TASK:
Present every line of the items below as a numbered list with the blank lines removed, and leave out the pictures.
* * * *
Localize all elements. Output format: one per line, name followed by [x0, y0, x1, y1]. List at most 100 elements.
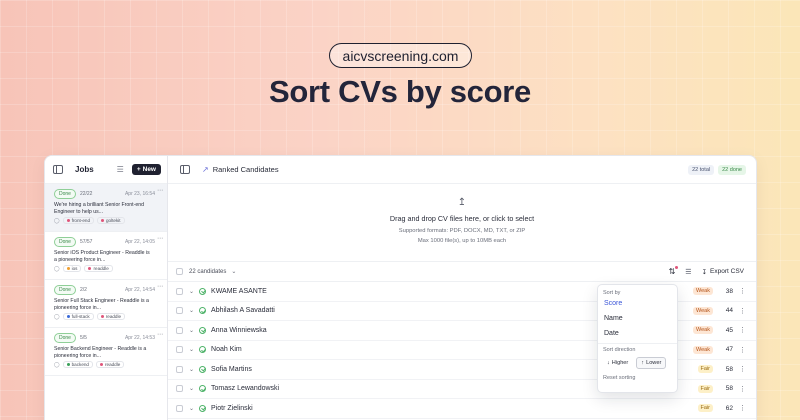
headline: Sort CVs by score	[269, 74, 531, 109]
plus-icon: +	[136, 166, 141, 173]
new-job-button[interactable]: + New	[131, 164, 161, 175]
tag-label: front-end	[71, 218, 90, 223]
more-vertical-icon[interactable]: ⋮	[739, 404, 746, 412]
row-checkbox[interactable]	[176, 326, 183, 334]
check-circle-icon	[199, 287, 207, 295]
rating-badge: Fair	[697, 384, 713, 393]
candidate-count: 22 candidates	[189, 268, 227, 275]
job-tags: ◯ backend readdle	[54, 361, 161, 368]
job-item[interactable]: Done 2/2 Apr 22, 14:54 ⋯ Senior Full Sta…	[45, 280, 167, 328]
check-circle-icon	[199, 365, 207, 373]
sort-active-dot	[675, 266, 679, 269]
trend-icon: ↗	[202, 165, 209, 174]
upload-icon: ↥	[457, 197, 467, 208]
row-checkbox[interactable]	[176, 307, 183, 315]
rating-badge: Weak	[693, 287, 713, 296]
job-item[interactable]: Done 22/22 Apr 23, 16:54 ⋯ We're hiring …	[45, 184, 167, 232]
job-description: We're hiring a brilliant Senior Front-en…	[54, 202, 144, 215]
dropzone-title: Drag and drop CV files here, or click to…	[389, 214, 535, 223]
score-value: 62	[725, 404, 733, 412]
table-row[interactable]: ⌄ Piotr Zielinski Fair 62 ⋮	[168, 399, 756, 419]
job-description: Senior Full Stack Engineer - Readdle is …	[54, 298, 149, 311]
total-badge: 22 total	[688, 164, 715, 175]
job-description: Senior Backend Engineer - Readdle is a p…	[54, 346, 147, 359]
chevron-down-icon[interactable]: ⌄	[189, 385, 194, 392]
row-checkbox[interactable]	[176, 365, 183, 373]
sort-button[interactable]: ⇅	[669, 266, 679, 276]
sort-direction-group: ↓ Higher ↑ Lower	[603, 357, 672, 369]
candidate-name: Noah Kim	[211, 346, 242, 354]
sort-direction-label: Sort direction	[603, 347, 636, 353]
chevron-down-icon[interactable]: ⌄	[189, 405, 194, 412]
sort-lower-button[interactable]: ↑ Lower	[636, 357, 667, 369]
check-circle-icon	[199, 404, 207, 412]
sort-higher-button[interactable]: ↓ Higher	[603, 357, 632, 369]
row-checkbox[interactable]	[176, 404, 183, 412]
upload-dropzone[interactable]: ↥ Drag and drop CV files here, or click …	[168, 184, 756, 262]
tag-dot	[99, 363, 103, 366]
chevron-down-icon[interactable]: ⌄	[189, 327, 194, 334]
more-icon[interactable]: ⋯	[157, 331, 163, 338]
sort-menu: Sort by Score Name Date Sort direction ↓…	[597, 284, 678, 393]
score-value: 47	[725, 346, 733, 354]
select-all-checkbox[interactable]	[176, 268, 183, 275]
more-icon[interactable]: ⋯	[157, 235, 163, 242]
row-checkbox[interactable]	[176, 346, 183, 354]
filter-icon[interactable]: ☰	[117, 165, 124, 174]
status-badge: Done	[54, 236, 76, 247]
row-checkbox[interactable]	[176, 385, 183, 393]
job-date: Apr 22, 14:05	[124, 238, 155, 245]
row-checkbox[interactable]	[176, 287, 183, 295]
tag-dot	[66, 267, 70, 270]
more-icon[interactable]: ⋯	[157, 283, 163, 290]
done-badge: 22 done	[718, 164, 746, 175]
job-count: 57/57	[79, 238, 93, 245]
tag: goltekit	[97, 217, 125, 224]
candidate-name: Abhilash A Savadatti	[211, 307, 275, 315]
tag-label: readdle	[104, 362, 121, 367]
page-title: Ranked Candidates	[212, 165, 279, 174]
reset-sorting-link[interactable]: Reset sorting	[603, 375, 672, 381]
status-badge: Done	[54, 332, 76, 343]
job-count: 5/5	[79, 334, 87, 341]
tag: readdle	[96, 313, 126, 320]
chevron-down-icon[interactable]: ⌄	[189, 346, 194, 353]
export-csv-button[interactable]: ↧ Export CSV	[702, 268, 744, 276]
more-icon[interactable]: ⋯	[157, 187, 163, 194]
sort-option-name[interactable]: Name	[603, 311, 672, 326]
job-count: 2/2	[79, 286, 87, 293]
chevron-down-icon[interactable]: ⌄	[189, 366, 194, 373]
job-count: 22/22	[79, 190, 93, 197]
more-vertical-icon[interactable]: ⋮	[739, 346, 746, 354]
panel-toggle-icon[interactable]	[180, 165, 190, 174]
rating-badge: Weak	[693, 306, 713, 315]
tag-icon: ◯	[54, 361, 60, 368]
sort-option-date[interactable]: Date	[603, 326, 672, 341]
score-value: 45	[725, 326, 733, 334]
download-icon: ↧	[701, 268, 708, 276]
job-item[interactable]: Done 5/5 Apr 22, 14:53 ⋯ Senior Backend …	[45, 328, 167, 376]
job-tags: ◯ full-stack readdle	[54, 313, 161, 320]
filter-icon[interactable]: ☰	[685, 268, 691, 276]
chevron-down-icon[interactable]: ⌄	[189, 307, 194, 314]
sidebar-title: Jobs	[75, 165, 94, 174]
sort-option-score[interactable]: Score	[603, 296, 672, 311]
job-item[interactable]: Done 57/57 Apr 22, 14:05 ⋯ Senior iOS Pr…	[45, 232, 167, 280]
chevron-down-icon[interactable]: ⌄	[189, 288, 194, 295]
more-vertical-icon[interactable]: ⋮	[739, 307, 746, 315]
export-label: Export CSV	[710, 268, 744, 275]
tag: front-end	[62, 217, 94, 224]
more-vertical-icon[interactable]: ⋮	[739, 287, 746, 295]
tag-dot	[100, 315, 104, 318]
tag-dot	[66, 363, 70, 366]
sidebar-toggle-icon[interactable]	[53, 165, 63, 174]
chevron-down-icon[interactable]: ⌄	[231, 268, 236, 275]
more-vertical-icon[interactable]: ⋮	[739, 385, 746, 393]
tag-dot	[66, 219, 70, 222]
dropzone-limits: Max 1000 file(s), up to 10MB each	[417, 238, 507, 244]
status-badge: Done	[54, 188, 76, 199]
tag-label: readdle	[93, 266, 109, 271]
more-vertical-icon[interactable]: ⋮	[739, 365, 746, 373]
more-vertical-icon[interactable]: ⋮	[739, 326, 746, 334]
tag-label: goltekit	[106, 218, 121, 223]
* * * *
SOLUTION TO THIS TASK:
1. Localize all elements. Output format: one per line, name followed by [x0, y0, x1, y1]. List at most 100 elements.
2. headline: Sort CVs by score	[269, 74, 531, 109]
3. plus-icon: +	[136, 166, 141, 173]
4. new-job-button[interactable]: + New	[131, 164, 161, 175]
5. tag-label: front-end	[71, 218, 90, 223]
6. more-vertical-icon[interactable]: ⋮	[739, 404, 746, 412]
7. row-checkbox[interactable]	[176, 326, 183, 334]
8. check-circle-icon	[199, 287, 207, 295]
9. rating-badge: Fair	[697, 384, 713, 393]
10. candidate-count: 22 candidates	[189, 268, 227, 275]
11. job-tags: ◯ backend readdle	[54, 361, 161, 368]
12. job-item[interactable]: Done 2/2 Apr 22, 14:54 ⋯ Senior Full Sta…	[45, 280, 167, 328]
13. check-circle-icon	[199, 365, 207, 373]
14. sort-active-dot	[675, 266, 679, 269]
15. trend-icon: ↗	[202, 165, 209, 174]
16. upload-icon: ↥	[457, 197, 467, 208]
17. row-checkbox[interactable]	[176, 307, 183, 315]
18. rating-badge: Weak	[693, 287, 713, 296]
19. job-item[interactable]: Done 22/22 Apr 23, 16:54 ⋯ We're hiring …	[45, 184, 167, 232]
20. job-description: We're hiring a brilliant Senior Front-en…	[54, 202, 144, 215]
21. dropzone-title: Drag and drop CV files here, or click to…	[389, 214, 535, 223]
22. score-value: 62	[725, 404, 733, 412]
23. table-row[interactable]: ⌄ Piotr Zielinski Fair 62 ⋮	[168, 399, 756, 419]
24. job-description: Senior Full Stack Engineer - Readdle is …	[54, 298, 149, 311]
25. total-badge: 22 total	[688, 164, 715, 175]
26. job-description: Senior Backend Engineer - Readdle is a p…	[54, 346, 147, 359]
27. chevron-down-icon[interactable]: ⌄	[189, 385, 194, 392]
28. row-checkbox[interactable]	[176, 365, 183, 373]
29. sort-button[interactable]: ⇅	[669, 266, 679, 276]
30. sort-direction-group: ↓ Higher ↑ Lower	[603, 357, 672, 369]
31. candidate-name: Noah Kim	[211, 346, 242, 354]
32. sort-direction-label: Sort direction	[603, 347, 636, 353]
33. chevron-down-icon[interactable]: ⌄	[189, 405, 194, 412]
34. sort-lower-button[interactable]: ↑ Lower	[636, 357, 667, 369]
35. check-circle-icon	[199, 404, 207, 412]
36. sort-higher-button[interactable]: ↓ Higher	[603, 357, 632, 369]
37. row-checkbox[interactable]	[176, 404, 183, 412]
38. upload-dropzone[interactable]: ↥ Drag and drop CV files here, or click …	[168, 184, 756, 262]
39. tag-dot	[99, 363, 103, 366]
40. chevron-down-icon[interactable]: ⌄	[189, 327, 194, 334]
41. more-icon[interactable]: ⋯	[157, 331, 163, 338]
42. sort-menu: Sort by Score Name Date Sort direction ↓…	[597, 284, 678, 393]
43. score-value: 47	[725, 346, 733, 354]
44. select-all-checkbox[interactable]	[176, 268, 183, 275]
45. more-icon[interactable]: ⋯	[157, 235, 163, 242]
46. row-checkbox[interactable]	[176, 346, 183, 354]
47. filter-icon[interactable]: ☰	[117, 165, 124, 174]
48. status-badge: Done	[54, 236, 76, 247]
49. row-checkbox[interactable]	[176, 385, 183, 393]
50. job-date: Apr 22, 14:05	[124, 238, 155, 245]
51. row-checkbox[interactable]	[176, 287, 183, 295]
52. tag-dot	[66, 267, 70, 270]
53. more-icon[interactable]: ⋯	[157, 283, 163, 290]
54. done-badge: 22 done	[718, 164, 746, 175]
55. job-count: 57/57	[79, 238, 93, 245]
56. tag: goltekit	[97, 217, 125, 224]
57. candidate-name: Abhilash A Savadatti	[211, 307, 275, 315]
58. tag-label: readdle	[104, 362, 121, 367]
59. page-title: Ranked Candidates	[212, 165, 279, 174]
60. reset-sorting-link[interactable]: Reset sorting	[603, 375, 672, 381]
61. status-badge: Done	[54, 332, 76, 343]
62. job-count: 5/5	[79, 334, 87, 341]
63. tag: readdle	[96, 313, 126, 320]
64. chevron-down-icon[interactable]: ⌄	[189, 346, 194, 353]
65. export-csv-button[interactable]: ↧ Export CSV	[702, 268, 744, 276]
66. more-icon[interactable]: ⋯	[157, 187, 163, 194]
67. sort-option-name[interactable]: Name	[603, 311, 672, 326]
68. job-count: 2/2	[79, 286, 87, 293]
69. chevron-down-icon[interactable]: ⌄	[189, 366, 194, 373]
70. job-count: 22/22	[79, 190, 93, 197]
71. more-vertical-icon[interactable]: ⋮	[739, 346, 746, 354]
72. panel-toggle-icon[interactable]	[180, 165, 190, 174]
73. rating-badge: Weak	[693, 306, 713, 315]
74. tag-icon: ◯	[54, 361, 60, 368]
75. sort-option-date[interactable]: Date	[603, 326, 672, 341]
76. score-value: 45	[725, 326, 733, 334]
77. download-icon: ↧	[701, 268, 708, 276]
78. job-item[interactable]: Done 5/5 Apr 22, 14:53 ⋯ Senior Backend …	[45, 328, 167, 376]
79. job-tags: ◯ full-stack readdle	[54, 313, 161, 320]
80. filter-icon[interactable]: ☰	[685, 268, 691, 276]
81. chevron-down-icon[interactable]: ⌄	[189, 307, 194, 314]
82. sidebar-title: Jobs	[75, 165, 94, 174]
83. sort-option-score[interactable]: Score	[603, 296, 672, 311]
84. job-item[interactable]: Done 57/57 Apr 22, 14:05 ⋯ Senior iOS Pr…	[45, 232, 167, 280]
85. chevron-down-icon[interactable]: ⌄	[189, 288, 194, 295]
86. more-vertical-icon[interactable]: ⋮	[739, 307, 746, 315]
87. export-label: Export CSV	[710, 268, 744, 275]
88. tag: front-end	[62, 217, 94, 224]
89. more-vertical-icon[interactable]: ⋮	[739, 287, 746, 295]
90. tag-dot	[100, 315, 104, 318]
91. tag-dot	[66, 363, 70, 366]
92. sidebar-toggle-icon[interactable]	[53, 165, 63, 174]
93. chevron-down-icon[interactable]: ⌄	[231, 268, 236, 275]
94. more-vertical-icon[interactable]: ⋮	[739, 385, 746, 393]
95. tag-dot	[66, 219, 70, 222]
96. dropzone-limits: Max 1000 file(s), up to 10MB each	[417, 238, 507, 244]
97. status-badge: Done	[54, 188, 76, 199]
98. tag-label: readdle	[93, 266, 109, 271]
99. more-vertical-icon[interactable]: ⋮	[739, 365, 746, 373]
100. more-vertical-icon[interactable]: ⋮	[739, 326, 746, 334]
101. tag-label: goltekit	[106, 218, 121, 223]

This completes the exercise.